TUGAS TERTULIS: Tuliskan ulang dengan persis bagian dari kutipan teks tentang vonis bebas Syafrudin di bawah, mulai dari "Mirwan, anak kedua" sampai dengan "berusia 36 tahun.", termasuk kedua ujungnya.
### KUTIPAN TEKS ###
Mirwan, anak kedua Syafrudin menambahkan, dirinya merasa senang dan bersyukur kepada Tuhan Maha Kuasa atas vonis bebas yang diterima orangtuanya. Ia menyampaikan, terima kasih kepada seluruh mahasiswa, media serta LBH Pekanbaru yang selama ini telah membantu bapaknya. "Saya bersyukur. Terima kasih mahasiwa, LBH Pekanbaru dan media yang mendukung dan membantu bapak," imbuh pria berusia 36 tahun.
Selama orangtuanya ditahan, kata Mirwan, dirinya bersama adik-adiknya bahu-membahu memenuhi keperluan hidup sehari-hari. Karena, Syafrudin merupakan tulang punggung keluarga.
Terpisah, Andi Wijaya menyatakan seperti inilah seharusnya hukum ditegakkan, di mana tidak tajam ke bawah dan tumpul ke atas. Andi menyebut hukum harus berpihak kepada petani kecil dan tidak memihak korporasi pembakar lahan.
Andi menerangkan, ada beberapa pertimbangan hakim yang membuat Syafruddin divonis bebas. Di antaranya, kearifan lokal dalam membakar lahan yang diakui dalam Undang-Undang Perlindungan dan Pengelolaan Lingkungan Hidup (PPLH).
### MATERI DITAMPILKAN ###
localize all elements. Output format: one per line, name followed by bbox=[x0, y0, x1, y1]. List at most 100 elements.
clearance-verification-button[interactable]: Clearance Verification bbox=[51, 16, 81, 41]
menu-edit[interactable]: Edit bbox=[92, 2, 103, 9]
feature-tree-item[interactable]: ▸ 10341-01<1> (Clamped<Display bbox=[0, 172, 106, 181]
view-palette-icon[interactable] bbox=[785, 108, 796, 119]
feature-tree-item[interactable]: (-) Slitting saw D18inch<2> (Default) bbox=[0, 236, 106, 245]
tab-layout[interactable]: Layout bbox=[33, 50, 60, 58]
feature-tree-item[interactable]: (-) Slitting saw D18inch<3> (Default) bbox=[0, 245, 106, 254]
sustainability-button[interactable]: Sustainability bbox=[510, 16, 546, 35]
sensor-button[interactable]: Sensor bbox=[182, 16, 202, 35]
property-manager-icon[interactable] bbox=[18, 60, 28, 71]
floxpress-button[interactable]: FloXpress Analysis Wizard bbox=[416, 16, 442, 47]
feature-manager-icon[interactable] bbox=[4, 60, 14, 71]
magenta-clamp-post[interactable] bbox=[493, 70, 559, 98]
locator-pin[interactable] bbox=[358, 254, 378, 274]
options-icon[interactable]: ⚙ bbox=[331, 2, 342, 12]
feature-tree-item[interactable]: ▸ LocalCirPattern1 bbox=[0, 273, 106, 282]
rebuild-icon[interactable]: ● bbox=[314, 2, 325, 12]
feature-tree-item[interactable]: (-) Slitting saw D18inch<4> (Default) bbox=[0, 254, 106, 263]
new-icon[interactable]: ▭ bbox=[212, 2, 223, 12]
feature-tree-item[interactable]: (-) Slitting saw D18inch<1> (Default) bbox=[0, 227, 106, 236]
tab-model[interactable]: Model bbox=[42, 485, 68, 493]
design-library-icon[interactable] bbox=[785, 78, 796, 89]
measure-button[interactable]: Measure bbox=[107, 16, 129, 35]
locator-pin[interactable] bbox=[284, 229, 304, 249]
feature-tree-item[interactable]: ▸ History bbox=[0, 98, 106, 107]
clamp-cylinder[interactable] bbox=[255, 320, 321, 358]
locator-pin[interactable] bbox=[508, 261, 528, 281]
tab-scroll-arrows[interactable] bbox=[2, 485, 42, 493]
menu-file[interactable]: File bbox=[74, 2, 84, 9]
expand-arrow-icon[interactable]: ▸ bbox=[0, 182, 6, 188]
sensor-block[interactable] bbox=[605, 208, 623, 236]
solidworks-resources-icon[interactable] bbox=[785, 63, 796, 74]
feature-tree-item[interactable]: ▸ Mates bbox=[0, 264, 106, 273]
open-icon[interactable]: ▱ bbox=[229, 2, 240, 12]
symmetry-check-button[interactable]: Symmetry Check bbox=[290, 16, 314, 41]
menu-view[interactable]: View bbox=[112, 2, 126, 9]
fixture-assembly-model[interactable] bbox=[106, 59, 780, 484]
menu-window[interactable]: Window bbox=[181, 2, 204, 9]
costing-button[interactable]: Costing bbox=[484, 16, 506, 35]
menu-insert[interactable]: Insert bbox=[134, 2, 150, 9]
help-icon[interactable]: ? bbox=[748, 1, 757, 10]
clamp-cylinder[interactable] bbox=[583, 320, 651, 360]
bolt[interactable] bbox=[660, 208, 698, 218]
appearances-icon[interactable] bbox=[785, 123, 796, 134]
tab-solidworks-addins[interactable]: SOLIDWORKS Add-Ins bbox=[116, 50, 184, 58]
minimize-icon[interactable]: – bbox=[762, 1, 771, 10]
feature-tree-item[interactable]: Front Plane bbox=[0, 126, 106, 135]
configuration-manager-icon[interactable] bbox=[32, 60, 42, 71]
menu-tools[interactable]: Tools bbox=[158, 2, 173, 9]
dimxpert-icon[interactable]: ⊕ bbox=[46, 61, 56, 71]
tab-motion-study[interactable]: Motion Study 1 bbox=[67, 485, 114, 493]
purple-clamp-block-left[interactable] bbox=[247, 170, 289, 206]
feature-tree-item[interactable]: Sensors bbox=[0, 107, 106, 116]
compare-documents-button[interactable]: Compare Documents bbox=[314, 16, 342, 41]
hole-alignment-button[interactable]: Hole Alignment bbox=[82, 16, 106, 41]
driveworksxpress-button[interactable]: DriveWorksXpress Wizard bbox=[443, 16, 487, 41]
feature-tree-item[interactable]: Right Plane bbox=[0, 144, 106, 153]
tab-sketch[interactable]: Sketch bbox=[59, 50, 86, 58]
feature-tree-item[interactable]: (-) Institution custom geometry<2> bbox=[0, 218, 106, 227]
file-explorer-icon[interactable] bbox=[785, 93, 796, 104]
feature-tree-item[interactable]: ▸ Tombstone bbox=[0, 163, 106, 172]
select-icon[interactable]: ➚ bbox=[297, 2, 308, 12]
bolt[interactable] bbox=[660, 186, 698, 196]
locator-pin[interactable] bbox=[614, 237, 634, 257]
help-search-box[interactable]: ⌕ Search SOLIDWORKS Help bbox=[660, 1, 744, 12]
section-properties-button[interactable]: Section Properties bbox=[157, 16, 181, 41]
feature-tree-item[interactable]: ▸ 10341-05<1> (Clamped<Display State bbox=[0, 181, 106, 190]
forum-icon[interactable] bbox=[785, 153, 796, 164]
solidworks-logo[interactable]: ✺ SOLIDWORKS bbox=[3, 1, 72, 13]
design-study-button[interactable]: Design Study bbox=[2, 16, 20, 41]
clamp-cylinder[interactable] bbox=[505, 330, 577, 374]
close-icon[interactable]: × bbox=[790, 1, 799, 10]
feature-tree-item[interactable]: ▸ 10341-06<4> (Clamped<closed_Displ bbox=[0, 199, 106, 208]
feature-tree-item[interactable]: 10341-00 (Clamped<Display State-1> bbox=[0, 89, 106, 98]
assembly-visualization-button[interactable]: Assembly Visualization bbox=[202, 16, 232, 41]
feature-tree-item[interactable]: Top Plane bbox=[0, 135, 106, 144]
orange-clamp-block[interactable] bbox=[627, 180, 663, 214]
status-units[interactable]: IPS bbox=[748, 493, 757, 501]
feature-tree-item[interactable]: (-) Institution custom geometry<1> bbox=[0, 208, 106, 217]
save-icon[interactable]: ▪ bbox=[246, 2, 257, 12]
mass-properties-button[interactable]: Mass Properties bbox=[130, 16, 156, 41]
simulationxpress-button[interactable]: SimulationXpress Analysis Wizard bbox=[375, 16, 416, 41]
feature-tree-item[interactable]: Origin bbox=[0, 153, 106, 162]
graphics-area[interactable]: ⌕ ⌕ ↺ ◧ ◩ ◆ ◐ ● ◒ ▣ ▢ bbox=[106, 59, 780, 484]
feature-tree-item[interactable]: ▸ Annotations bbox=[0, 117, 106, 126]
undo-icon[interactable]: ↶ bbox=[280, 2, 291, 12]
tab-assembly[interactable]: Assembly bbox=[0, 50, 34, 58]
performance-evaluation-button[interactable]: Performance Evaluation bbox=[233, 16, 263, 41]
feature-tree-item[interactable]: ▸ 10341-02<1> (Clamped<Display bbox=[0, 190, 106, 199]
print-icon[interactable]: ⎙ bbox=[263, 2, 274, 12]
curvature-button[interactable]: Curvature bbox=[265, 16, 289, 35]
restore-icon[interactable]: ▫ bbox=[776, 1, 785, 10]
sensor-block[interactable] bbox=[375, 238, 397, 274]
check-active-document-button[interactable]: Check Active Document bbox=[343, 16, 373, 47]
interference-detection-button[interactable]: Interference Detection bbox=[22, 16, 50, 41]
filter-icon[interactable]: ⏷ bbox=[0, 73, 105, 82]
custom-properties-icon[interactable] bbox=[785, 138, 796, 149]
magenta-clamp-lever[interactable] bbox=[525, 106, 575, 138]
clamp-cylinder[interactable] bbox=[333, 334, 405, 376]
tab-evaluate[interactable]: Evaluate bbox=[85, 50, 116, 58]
###
HASIL:
Mirwan, anak kedua Syafrudin menambahkan, dirinya merasa senang dan bersyukur kepada Tuhan Maha Kuasa atas vonis bebas yang diterima orangtuanya. Ia menyampaikan, terima kasih kepada seluruh mahasiswa, media serta LBH Pekanbaru yang selama ini telah membantu bapaknya. "Saya bersyukur. Terima kasih mahasiwa, LBH Pekanbaru dan media yang mendukung dan membantu bapak," imbuh pria berusia 36 tahun.